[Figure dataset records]
· · · · · · ·
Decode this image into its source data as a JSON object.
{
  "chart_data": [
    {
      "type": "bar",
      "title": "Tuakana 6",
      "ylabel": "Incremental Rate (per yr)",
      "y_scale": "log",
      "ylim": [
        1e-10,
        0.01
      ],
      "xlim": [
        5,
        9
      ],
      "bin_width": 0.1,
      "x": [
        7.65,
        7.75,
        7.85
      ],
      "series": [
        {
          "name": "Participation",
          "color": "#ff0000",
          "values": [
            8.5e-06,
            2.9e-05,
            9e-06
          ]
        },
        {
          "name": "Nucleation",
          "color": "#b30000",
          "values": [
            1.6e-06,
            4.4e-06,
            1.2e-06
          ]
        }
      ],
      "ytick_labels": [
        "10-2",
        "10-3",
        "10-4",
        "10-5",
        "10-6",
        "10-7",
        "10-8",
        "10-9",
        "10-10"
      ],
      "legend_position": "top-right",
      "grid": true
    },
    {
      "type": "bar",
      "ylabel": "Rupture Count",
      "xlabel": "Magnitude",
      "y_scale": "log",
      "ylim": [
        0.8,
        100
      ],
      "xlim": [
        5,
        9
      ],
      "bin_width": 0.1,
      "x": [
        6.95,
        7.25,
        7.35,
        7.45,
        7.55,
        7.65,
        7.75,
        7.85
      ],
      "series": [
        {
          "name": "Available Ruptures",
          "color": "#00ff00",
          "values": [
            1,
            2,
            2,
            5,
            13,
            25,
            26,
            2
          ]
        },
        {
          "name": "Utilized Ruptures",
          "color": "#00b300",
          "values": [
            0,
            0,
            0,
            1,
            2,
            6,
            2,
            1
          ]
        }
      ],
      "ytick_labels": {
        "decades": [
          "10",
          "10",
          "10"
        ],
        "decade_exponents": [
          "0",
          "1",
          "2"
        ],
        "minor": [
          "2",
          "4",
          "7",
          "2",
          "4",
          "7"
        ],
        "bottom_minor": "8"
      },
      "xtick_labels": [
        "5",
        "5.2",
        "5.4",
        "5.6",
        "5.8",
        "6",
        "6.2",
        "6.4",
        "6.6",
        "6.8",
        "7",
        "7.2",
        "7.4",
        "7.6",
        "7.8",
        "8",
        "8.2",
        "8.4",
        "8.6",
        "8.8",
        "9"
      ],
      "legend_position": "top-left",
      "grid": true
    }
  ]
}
· · · · · · ·
- **The problem**: Every entry should be printed again exactly as written.

- **The output**:
Decode this image into its source data as a JSON object.
{
  "chart_data": [
    {
      "type": "bar",
      "title": "Tuakana 6",
      "ylabel": "Incremental Rate (per yr)",
      "y_scale": "log",
      "ylim": [
        1e-10,
        0.01
      ],
      "xlim": [
        5,
        9
      ],
      "bin_width": 0.1,
      "x": [
        7.65,
        7.75,
        7.85
      ],
      "series": [
        {
          "name": "Participation",
          "color": "#ff0000",
          "values": [
            8.5e-06,
            2.9e-05,
            9e-06
          ]
        },
        {
          "name": "Nucleation",
          "color": "#b30000",
          "values": [
            1.6e-06,
            4.4e-06,
            1.2e-06
          ]
        }
      ],
      "ytick_labels": [
        "10-2",
        "10-3",
        "10-4",
        "10-5",
        "10-6",
        "10-7",
        "10-8",
        "10-9",
        "10-10"
      ],
      "legend_position": "top-right",
      "grid": true
    },
    {
      "type": "bar",
      "ylabel": "Rupture Count",
      "xlabel": "Magnitude",
      "y_scale": "log",
      "ylim": [
        0.8,
        100
      ],
      "xlim": [
        5,
        9
      ],
      "bin_width": 0.1,
      "x": [
        6.95,
        7.25,
        7.35,
        7.45,
        7.55,
        7.65,
        7.75,
        7.85
      ],
      "series": [
        {
          "name": "Available Ruptures",
          "color": "#00ff00",
          "values": [
            1,
            2,
            2,
            5,
            13,
            25,
            26,
            2
          ]
        },
        {
          "name": "Utilized Ruptures",
          "color": "#00b300",
          "values": [
            0,
            0,
            0,
            1,
            2,
            6,
            2,
            1
          ]
        }
      ],
      "ytick_labels": {
        "decades": [
          "10",
          "10",
          "10"
        ],
        "decade_exponents": [
          "0",
          "1",
          "2"
        ],
        "minor": [
          "2",
          "4",
          "7",
          "2",
          "4",
          "7"
        ],
        "bottom_minor": "8"
      },
      "xtick_labels": [
        "5",
        "5.2",
        "5.4",
        "5.6",
        "5.8",
        "6",
        "6.2",
        "6.4",
        "6.6",
        "6.8",
        "7",
        "7.2",
        "7.4",
        "7.6",
        "7.8",
        "8",
        "8.2",
        "8.4",
        "8.6",
        "8.8",
        "9"
      ],
      "legend_position": "top-left",
      "grid": true
    }
  ]
}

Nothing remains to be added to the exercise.